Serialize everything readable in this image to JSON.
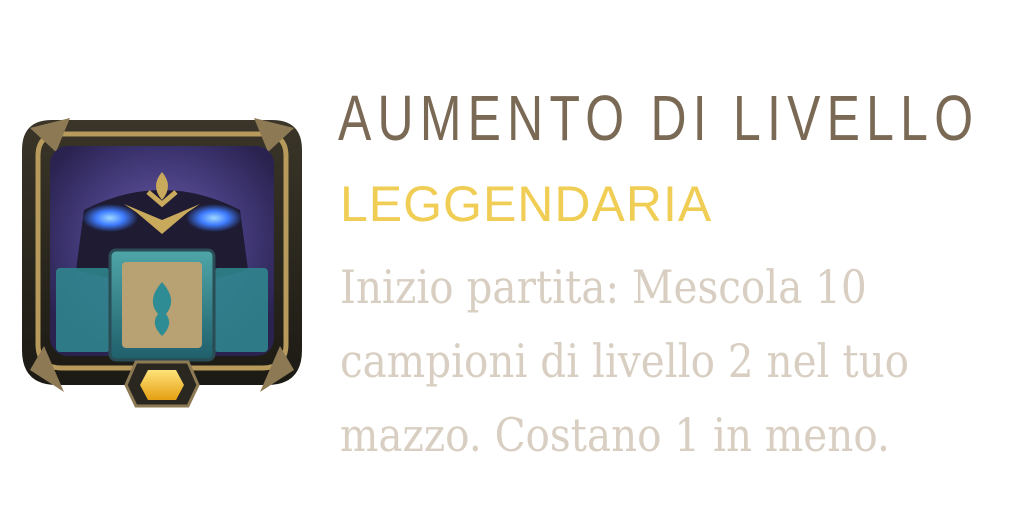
{
  "card": {
    "title": "AUMENTO DI LIVELLO",
    "rarity": "LEGGENDARIA",
    "description_lines": [
      "Inizio partita: Mescola 10",
      "campioni di livello 2 nel tuo",
      "mazzo. Costano 1 in meno."
    ],
    "icon": "legendary-augment-emblem-icon"
  },
  "colors": {
    "title": "#7a6a55",
    "rarity": "#f0cd55",
    "description": "#d8cfc2",
    "gem": "#f7c531"
  }
}
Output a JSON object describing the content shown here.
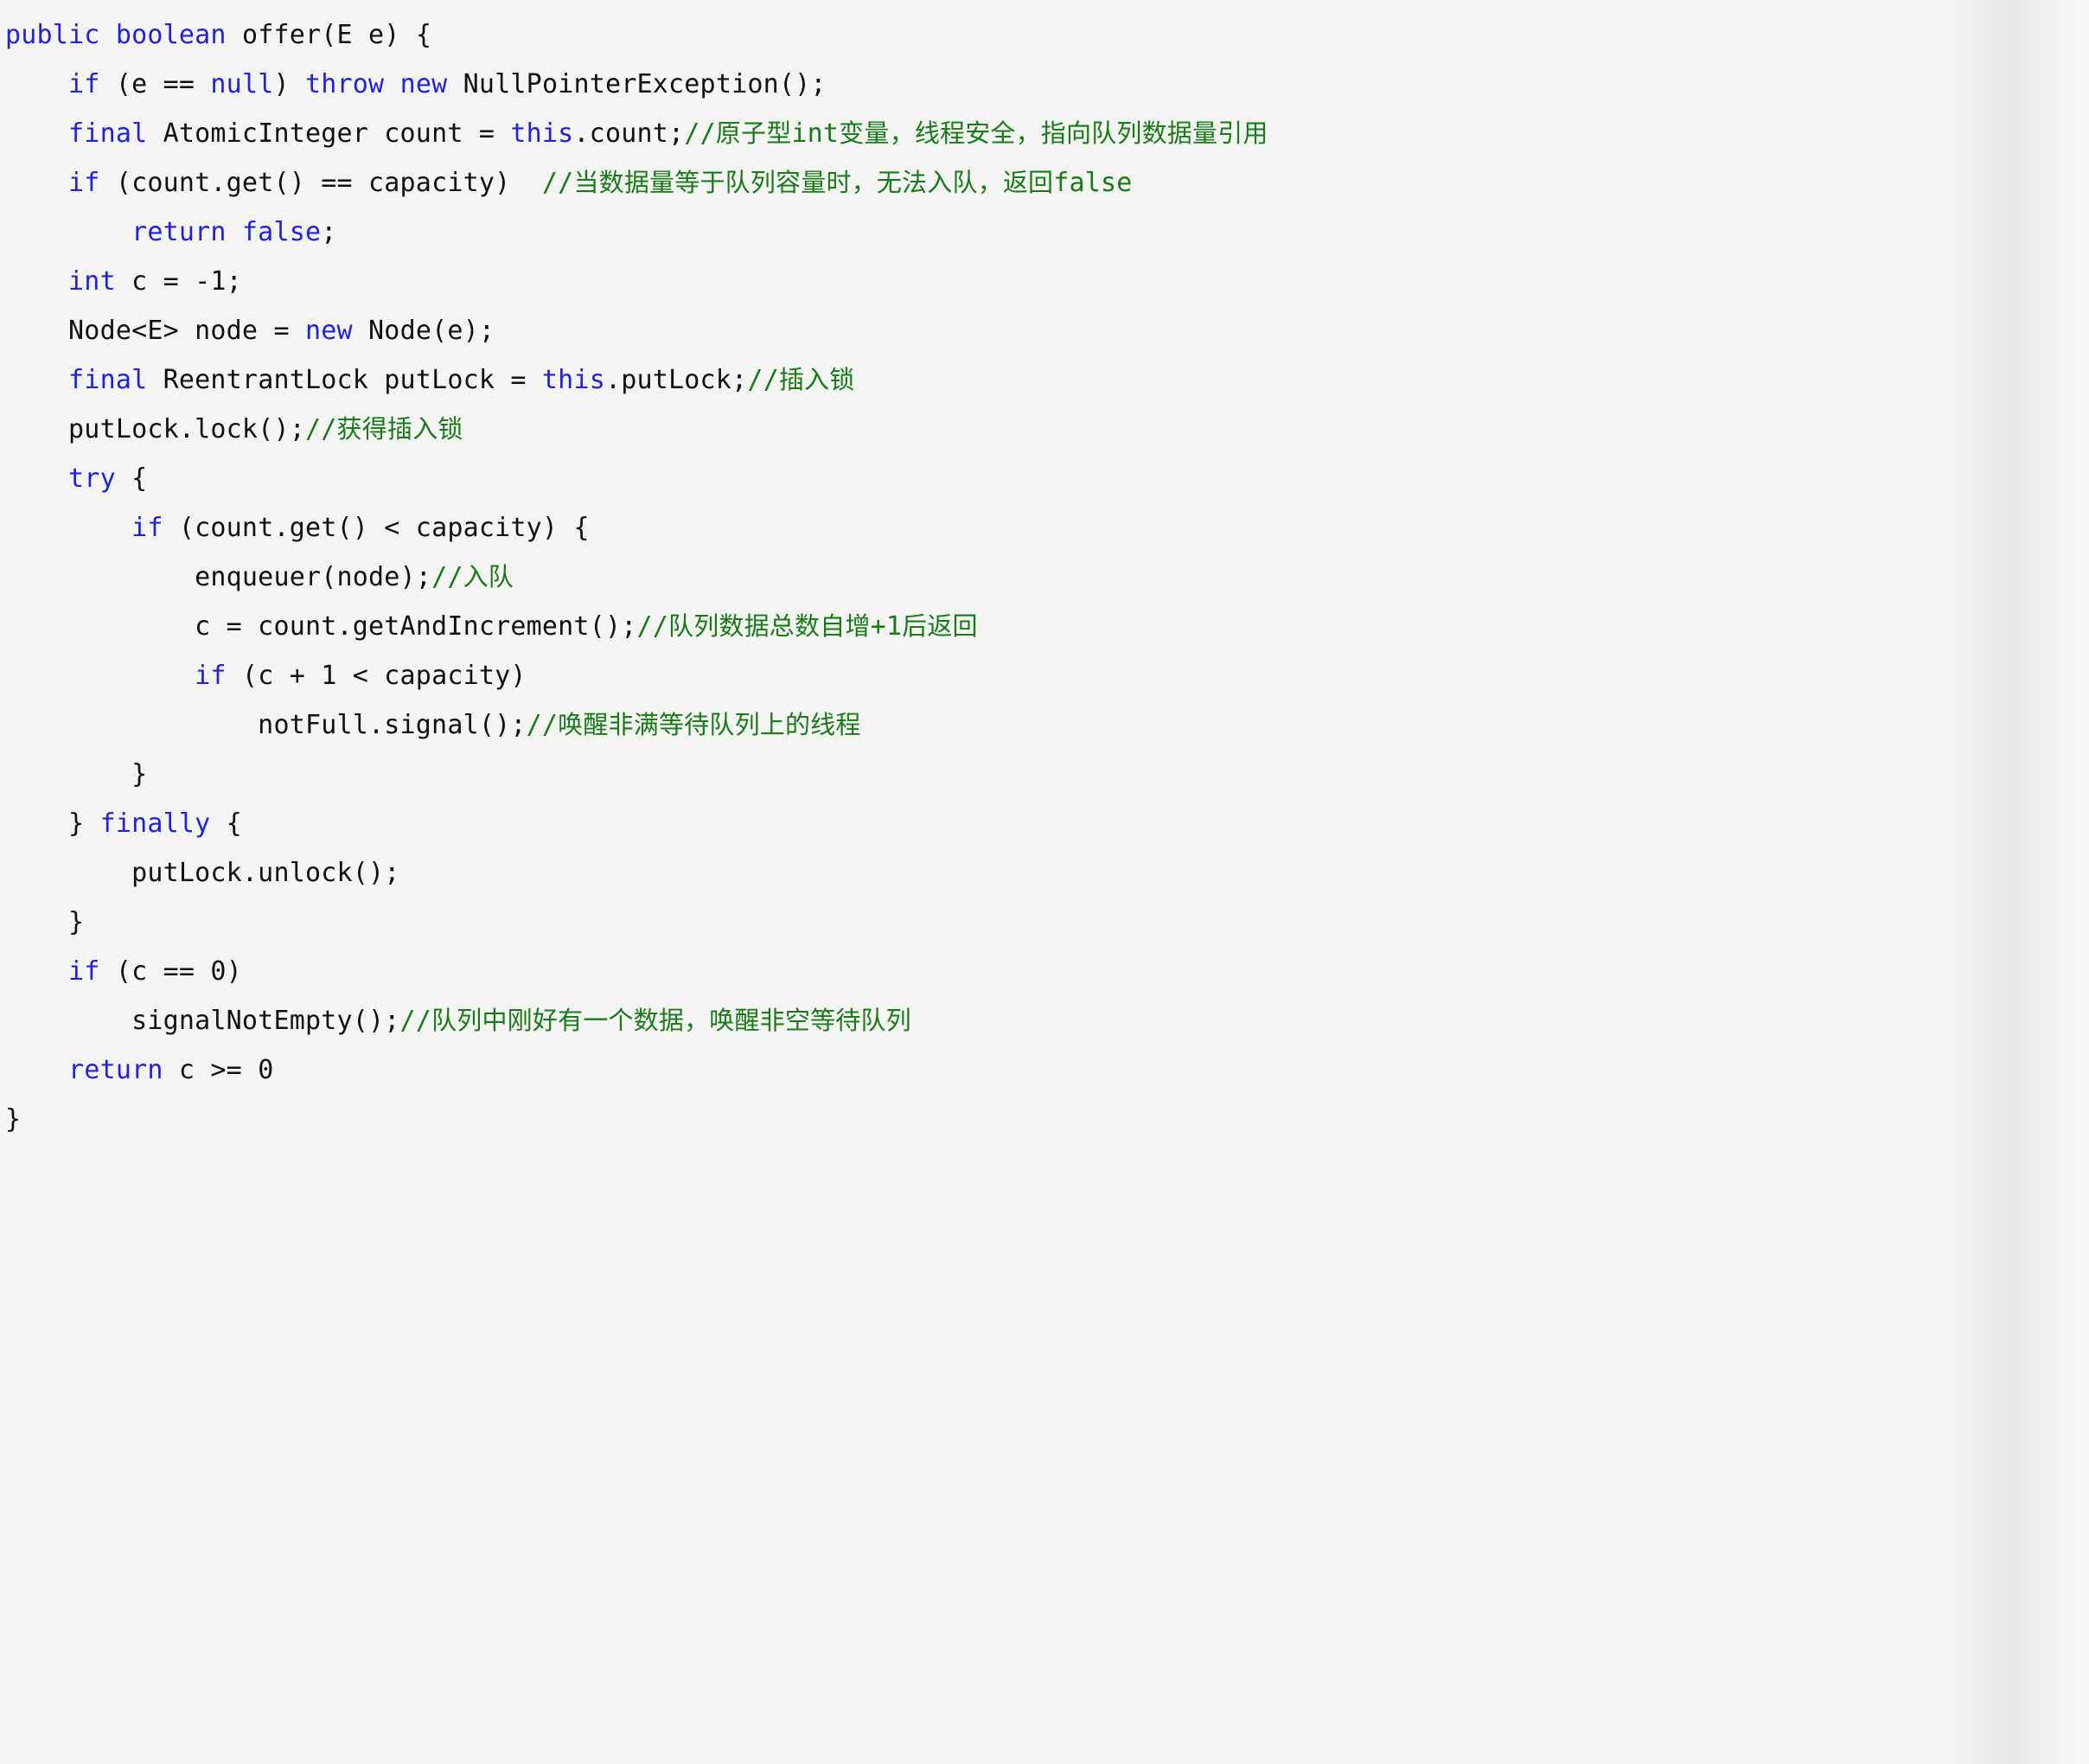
{
  "document": {
    "language": "java",
    "kind": "code-snippet",
    "background_color": "#f4f4f3",
    "colors": {
      "keyword": "#2222dd",
      "identifier": "#111111",
      "comment": "#1a7a1a"
    }
  },
  "code": {
    "lines": [
      {
        "n": 1,
        "indent": 0,
        "text": "public boolean offer(E e) {",
        "tokens": [
          {
            "t": "kw",
            "v": "public"
          },
          {
            "t": "id",
            "v": " "
          },
          {
            "t": "kw",
            "v": "boolean"
          },
          {
            "t": "id",
            "v": " offer(E e) {"
          }
        ]
      },
      {
        "n": 2,
        "indent": 1,
        "text": "if (e == null) throw new NullPointerException();",
        "tokens": [
          {
            "t": "id",
            "v": "    "
          },
          {
            "t": "kw",
            "v": "if"
          },
          {
            "t": "id",
            "v": " (e == "
          },
          {
            "t": "kw",
            "v": "null"
          },
          {
            "t": "id",
            "v": ") "
          },
          {
            "t": "kw",
            "v": "throw"
          },
          {
            "t": "id",
            "v": " "
          },
          {
            "t": "kw",
            "v": "new"
          },
          {
            "t": "id",
            "v": " NullPointerException();"
          }
        ]
      },
      {
        "n": 3,
        "indent": 1,
        "text": "final AtomicInteger count = this.count;//原子型int变量，线程安全，指向队列数据量引用",
        "tokens": [
          {
            "t": "id",
            "v": "    "
          },
          {
            "t": "kw",
            "v": "final"
          },
          {
            "t": "id",
            "v": " AtomicInteger count = "
          },
          {
            "t": "kw",
            "v": "this"
          },
          {
            "t": "id",
            "v": ".count;"
          },
          {
            "t": "cmt-mono",
            "v": "//"
          },
          {
            "t": "cmt",
            "v": "原子型"
          },
          {
            "t": "cmt-mono",
            "v": "int"
          },
          {
            "t": "cmt",
            "v": "变量，线程安全，指向队列数据量引用"
          }
        ]
      },
      {
        "n": 4,
        "indent": 1,
        "text": "if (count.get() == capacity)  //当数据量等于队列容量时，无法入队，返回false",
        "tokens": [
          {
            "t": "id",
            "v": "    "
          },
          {
            "t": "kw",
            "v": "if"
          },
          {
            "t": "id",
            "v": " (count.get() == capacity)  "
          },
          {
            "t": "cmt-mono",
            "v": "//"
          },
          {
            "t": "cmt",
            "v": "当数据量等于队列容量时，无法入队，返回"
          },
          {
            "t": "cmt-mono",
            "v": "false"
          }
        ]
      },
      {
        "n": 5,
        "indent": 2,
        "text": "return false;",
        "tokens": [
          {
            "t": "id",
            "v": "        "
          },
          {
            "t": "kw",
            "v": "return false"
          },
          {
            "t": "id",
            "v": ";"
          }
        ]
      },
      {
        "n": 6,
        "indent": 1,
        "text": "int c = -1;",
        "tokens": [
          {
            "t": "id",
            "v": "    "
          },
          {
            "t": "kw",
            "v": "int"
          },
          {
            "t": "id",
            "v": " c = -1;"
          }
        ]
      },
      {
        "n": 7,
        "indent": 1,
        "text": "Node<E> node = new Node(e);",
        "tokens": [
          {
            "t": "id",
            "v": "    Node<E> node = "
          },
          {
            "t": "kw",
            "v": "new"
          },
          {
            "t": "id",
            "v": " Node(e);"
          }
        ]
      },
      {
        "n": 8,
        "indent": 1,
        "text": "final ReentrantLock putLock = this.putLock;//插入锁",
        "tokens": [
          {
            "t": "id",
            "v": "    "
          },
          {
            "t": "kw",
            "v": "final"
          },
          {
            "t": "id",
            "v": " ReentrantLock putLock = "
          },
          {
            "t": "kw",
            "v": "this"
          },
          {
            "t": "id",
            "v": ".putLock;"
          },
          {
            "t": "cmt-mono",
            "v": "//"
          },
          {
            "t": "cmt",
            "v": "插入锁"
          }
        ]
      },
      {
        "n": 9,
        "indent": 1,
        "text": "putLock.lock();//获得插入锁",
        "tokens": [
          {
            "t": "id",
            "v": "    putLock.lock();"
          },
          {
            "t": "cmt-mono",
            "v": "//"
          },
          {
            "t": "cmt",
            "v": "获得插入锁"
          }
        ]
      },
      {
        "n": 10,
        "indent": 1,
        "text": "try {",
        "tokens": [
          {
            "t": "id",
            "v": "    "
          },
          {
            "t": "kw",
            "v": "try"
          },
          {
            "t": "id",
            "v": " {"
          }
        ]
      },
      {
        "n": 11,
        "indent": 2,
        "text": "if (count.get() < capacity) {",
        "tokens": [
          {
            "t": "id",
            "v": "        "
          },
          {
            "t": "kw",
            "v": "if"
          },
          {
            "t": "id",
            "v": " (count.get() < capacity) {"
          }
        ]
      },
      {
        "n": 12,
        "indent": 3,
        "text": "enqueuer(node);//入队",
        "tokens": [
          {
            "t": "id",
            "v": "            enqueuer(node);"
          },
          {
            "t": "cmt-mono",
            "v": "//"
          },
          {
            "t": "cmt",
            "v": "入队"
          }
        ]
      },
      {
        "n": 13,
        "indent": 3,
        "text": "c = count.getAndIncrement();//队列数据总数自增+1后返回",
        "tokens": [
          {
            "t": "id",
            "v": "            c = count.getAndIncrement();"
          },
          {
            "t": "cmt-mono",
            "v": "//"
          },
          {
            "t": "cmt",
            "v": "队列数据总数自增"
          },
          {
            "t": "cmt-mono",
            "v": "+1"
          },
          {
            "t": "cmt",
            "v": "后返回"
          }
        ]
      },
      {
        "n": 14,
        "indent": 3,
        "text": "if (c + 1 < capacity)",
        "tokens": [
          {
            "t": "id",
            "v": "            "
          },
          {
            "t": "kw",
            "v": "if"
          },
          {
            "t": "id",
            "v": " (c + 1 < capacity)"
          }
        ]
      },
      {
        "n": 15,
        "indent": 4,
        "text": "notFull.signal();//唤醒非满等待队列上的线程",
        "tokens": [
          {
            "t": "id",
            "v": "                notFull.signal();"
          },
          {
            "t": "cmt-mono",
            "v": "//"
          },
          {
            "t": "cmt",
            "v": "唤醒非满等待队列上的线程"
          }
        ]
      },
      {
        "n": 16,
        "indent": 2,
        "text": "}",
        "tokens": [
          {
            "t": "id",
            "v": "        }"
          }
        ]
      },
      {
        "n": 17,
        "indent": 1,
        "text": "} finally {",
        "tokens": [
          {
            "t": "id",
            "v": "    } "
          },
          {
            "t": "kw",
            "v": "finally"
          },
          {
            "t": "id",
            "v": " {"
          }
        ]
      },
      {
        "n": 18,
        "indent": 2,
        "text": "putLock.unlock();",
        "tokens": [
          {
            "t": "id",
            "v": "        putLock.unlock();"
          }
        ]
      },
      {
        "n": 19,
        "indent": 1,
        "text": "}",
        "tokens": [
          {
            "t": "id",
            "v": "    }"
          }
        ]
      },
      {
        "n": 20,
        "indent": 1,
        "text": "if (c == 0)",
        "tokens": [
          {
            "t": "id",
            "v": "    "
          },
          {
            "t": "kw",
            "v": "if"
          },
          {
            "t": "id",
            "v": " (c == 0)"
          }
        ]
      },
      {
        "n": 21,
        "indent": 2,
        "text": "signalNotEmpty();//队列中刚好有一个数据，唤醒非空等待队列",
        "tokens": [
          {
            "t": "id",
            "v": "        signalNotEmpty();"
          },
          {
            "t": "cmt-mono",
            "v": "//"
          },
          {
            "t": "cmt",
            "v": "队列中刚好有一个数据，唤醒非空等待队列"
          }
        ]
      },
      {
        "n": 22,
        "indent": 1,
        "text": "return c >= 0",
        "tokens": [
          {
            "t": "id",
            "v": "    "
          },
          {
            "t": "kw",
            "v": "return"
          },
          {
            "t": "id",
            "v": " c >= 0"
          }
        ]
      },
      {
        "n": 23,
        "indent": 0,
        "text": "}",
        "tokens": [
          {
            "t": "id",
            "v": "}"
          }
        ]
      }
    ]
  }
}
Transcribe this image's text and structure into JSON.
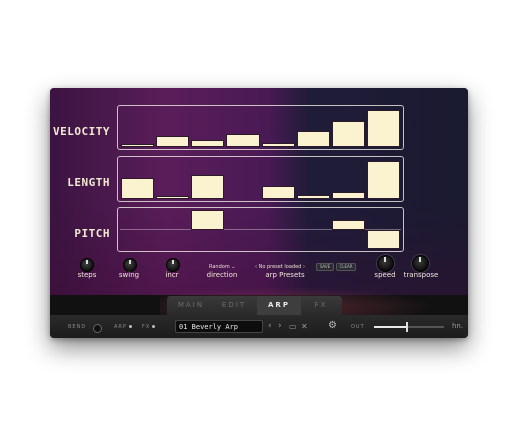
{
  "rows": {
    "velocity_label": "VELOCITY",
    "length_label": "LENGTH",
    "pitch_label": "PITCH"
  },
  "velocity_steps": [
    0.08,
    0.3,
    0.2,
    0.36,
    0.12,
    0.42,
    0.7,
    1.0
  ],
  "length_steps": [
    0.55,
    0.08,
    0.62,
    0.0,
    0.35,
    0.1,
    0.18,
    1.0
  ],
  "pitch_steps": [
    0,
    0,
    1,
    0,
    0,
    0,
    0.5,
    -1
  ],
  "controls": {
    "steps": "steps",
    "swing": "swing",
    "incr": "incr",
    "direction": "direction",
    "direction_value": "Random",
    "arp_presets": "arp Presets",
    "preset_nav": "No preset loaded",
    "save": "SAVE",
    "clear": "CLEAR",
    "speed": "speed",
    "transpose": "transpose"
  },
  "tabs": [
    "MAIN",
    "EDIT",
    "ARP",
    "FX"
  ],
  "active_tab": "ARP",
  "bottom": {
    "bend": "BEND",
    "arp": "ARP",
    "fx": "FX",
    "preset_name": "01 Beverly Arp",
    "out": "OUT",
    "logo": "hn."
  },
  "out_level": 0.45,
  "colors": {
    "bar": "#fbf3cf",
    "accent": "#e8e8e8"
  }
}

+++

• Exercise directions: Lines in the records that hold the word "return" are to be counted; give only the total.

• Response: 4